§ **Provided information**
** Start **
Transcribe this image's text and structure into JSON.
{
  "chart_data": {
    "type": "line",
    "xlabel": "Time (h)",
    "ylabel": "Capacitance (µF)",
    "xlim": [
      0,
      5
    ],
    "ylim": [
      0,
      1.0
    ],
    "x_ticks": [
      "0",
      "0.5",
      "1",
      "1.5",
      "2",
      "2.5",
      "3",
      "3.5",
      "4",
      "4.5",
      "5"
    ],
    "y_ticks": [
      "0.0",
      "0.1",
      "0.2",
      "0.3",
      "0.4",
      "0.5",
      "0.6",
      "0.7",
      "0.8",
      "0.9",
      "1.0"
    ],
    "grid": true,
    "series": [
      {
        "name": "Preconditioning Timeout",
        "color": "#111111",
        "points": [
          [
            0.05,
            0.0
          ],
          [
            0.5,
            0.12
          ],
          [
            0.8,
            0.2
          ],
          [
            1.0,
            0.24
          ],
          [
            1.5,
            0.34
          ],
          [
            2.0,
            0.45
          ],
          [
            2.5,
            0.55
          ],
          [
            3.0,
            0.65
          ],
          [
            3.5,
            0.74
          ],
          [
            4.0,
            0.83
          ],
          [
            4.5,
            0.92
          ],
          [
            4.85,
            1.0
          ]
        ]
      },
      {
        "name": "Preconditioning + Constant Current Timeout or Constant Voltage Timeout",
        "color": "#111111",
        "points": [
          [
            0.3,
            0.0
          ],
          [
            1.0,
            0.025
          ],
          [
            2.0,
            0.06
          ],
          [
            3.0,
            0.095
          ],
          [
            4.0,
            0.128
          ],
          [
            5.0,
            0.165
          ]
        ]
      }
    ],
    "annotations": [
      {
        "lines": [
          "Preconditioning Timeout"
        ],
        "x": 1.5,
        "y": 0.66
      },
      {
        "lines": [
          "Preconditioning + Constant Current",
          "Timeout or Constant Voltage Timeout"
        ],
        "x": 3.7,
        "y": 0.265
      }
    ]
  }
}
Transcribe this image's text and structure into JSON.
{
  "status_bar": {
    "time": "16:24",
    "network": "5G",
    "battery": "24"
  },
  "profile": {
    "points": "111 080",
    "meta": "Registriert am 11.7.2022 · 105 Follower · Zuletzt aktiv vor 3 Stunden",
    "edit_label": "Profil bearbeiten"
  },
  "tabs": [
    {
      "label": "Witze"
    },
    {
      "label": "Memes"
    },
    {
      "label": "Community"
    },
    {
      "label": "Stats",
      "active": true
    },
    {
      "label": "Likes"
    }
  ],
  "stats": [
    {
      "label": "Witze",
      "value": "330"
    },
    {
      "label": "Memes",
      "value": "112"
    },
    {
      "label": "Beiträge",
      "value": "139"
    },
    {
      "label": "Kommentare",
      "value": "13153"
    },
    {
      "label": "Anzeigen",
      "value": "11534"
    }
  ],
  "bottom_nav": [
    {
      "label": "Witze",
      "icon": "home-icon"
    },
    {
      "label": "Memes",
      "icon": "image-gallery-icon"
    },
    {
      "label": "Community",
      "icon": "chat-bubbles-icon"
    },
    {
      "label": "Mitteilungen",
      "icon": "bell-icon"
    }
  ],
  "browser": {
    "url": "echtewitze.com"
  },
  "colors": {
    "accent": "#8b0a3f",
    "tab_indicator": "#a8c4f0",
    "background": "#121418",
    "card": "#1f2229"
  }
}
** End **
§ **What to work on**
Quote the data in full, keeping each word unchanged.

§ **Written response**
Transcribe this image's text and structure into JSON.
{
  "chart_data": {
    "type": "line",
    "xlabel": "Time (h)",
    "ylabel": "Capacitance (µF)",
    "xlim": [
      0,
      5
    ],
    "ylim": [
      0,
      1.0
    ],
    "x_ticks": [
      "0",
      "0.5",
      "1",
      "1.5",
      "2",
      "2.5",
      "3",
      "3.5",
      "4",
      "4.5",
      "5"
    ],
    "y_ticks": [
      "0.0",
      "0.1",
      "0.2",
      "0.3",
      "0.4",
      "0.5",
      "0.6",
      "0.7",
      "0.8",
      "0.9",
      "1.0"
    ],
    "grid": true,
    "series": [
      {
        "name": "Preconditioning Timeout",
        "color": "#111111",
        "points": [
          [
            0.05,
            0.0
          ],
          [
            0.5,
            0.12
          ],
          [
            0.8,
            0.2
          ],
          [
            1.0,
            0.24
          ],
          [
            1.5,
            0.34
          ],
          [
            2.0,
            0.45
          ],
          [
            2.5,
            0.55
          ],
          [
            3.0,
            0.65
          ],
          [
            3.5,
            0.74
          ],
          [
            4.0,
            0.83
          ],
          [
            4.5,
            0.92
          ],
          [
            4.85,
            1.0
          ]
        ]
      },
      {
        "name": "Preconditioning + Constant Current Timeout or Constant Voltage Timeout",
        "color": "#111111",
        "points": [
          [
            0.3,
            0.0
          ],
          [
            1.0,
            0.025
          ],
          [
            2.0,
            0.06
          ],
          [
            3.0,
            0.095
          ],
          [
            4.0,
            0.128
          ],
          [
            5.0,
            0.165
          ]
        ]
      }
    ],
    "annotations": [
      {
        "lines": [
          "Preconditioning Timeout"
        ],
        "x": 1.5,
        "y": 0.66
      },
      {
        "lines": [
          "Preconditioning + Constant Current",
          "Timeout or Constant Voltage Timeout"
        ],
        "x": 3.7,
        "y": 0.265
      }
    ]
  }
}
Transcribe this image's text and structure into JSON.
{
  "status_bar": {
    "time": "16:24",
    "network": "5G",
    "battery": "24"
  },
  "profile": {
    "points": "111 080",
    "meta": "Registriert am 11.7.2022 · 105 Follower · Zuletzt aktiv vor 3 Stunden",
    "edit_label": "Profil bearbeiten"
  },
  "tabs": [
    {
      "label": "Witze"
    },
    {
      "label": "Memes"
    },
    {
      "label": "Community"
    },
    {
      "label": "Stats",
      "active": true
    },
    {
      "label": "Likes"
    }
  ],
  "stats": [
    {
      "label": "Witze",
      "value": "330"
    },
    {
      "label": "Memes",
      "value": "112"
    },
    {
      "label": "Beiträge",
      "value": "139"
    },
    {
      "label": "Kommentare",
      "value": "13153"
    },
    {
      "label": "Anzeigen",
      "value": "11534"
    }
  ],
  "bottom_nav": [
    {
      "label": "Witze",
      "icon": "home-icon"
    },
    {
      "label": "Memes",
      "icon": "image-gallery-icon"
    },
    {
      "label": "Community",
      "icon": "chat-bubbles-icon"
    },
    {
      "label": "Mitteilungen",
      "icon": "bell-icon"
    }
  ],
  "browser": {
    "url": "echtewitze.com"
  },
  "colors": {
    "accent": "#8b0a3f",
    "tab_indicator": "#a8c4f0",
    "background": "#121418",
    "card": "#1f2229"
  }
}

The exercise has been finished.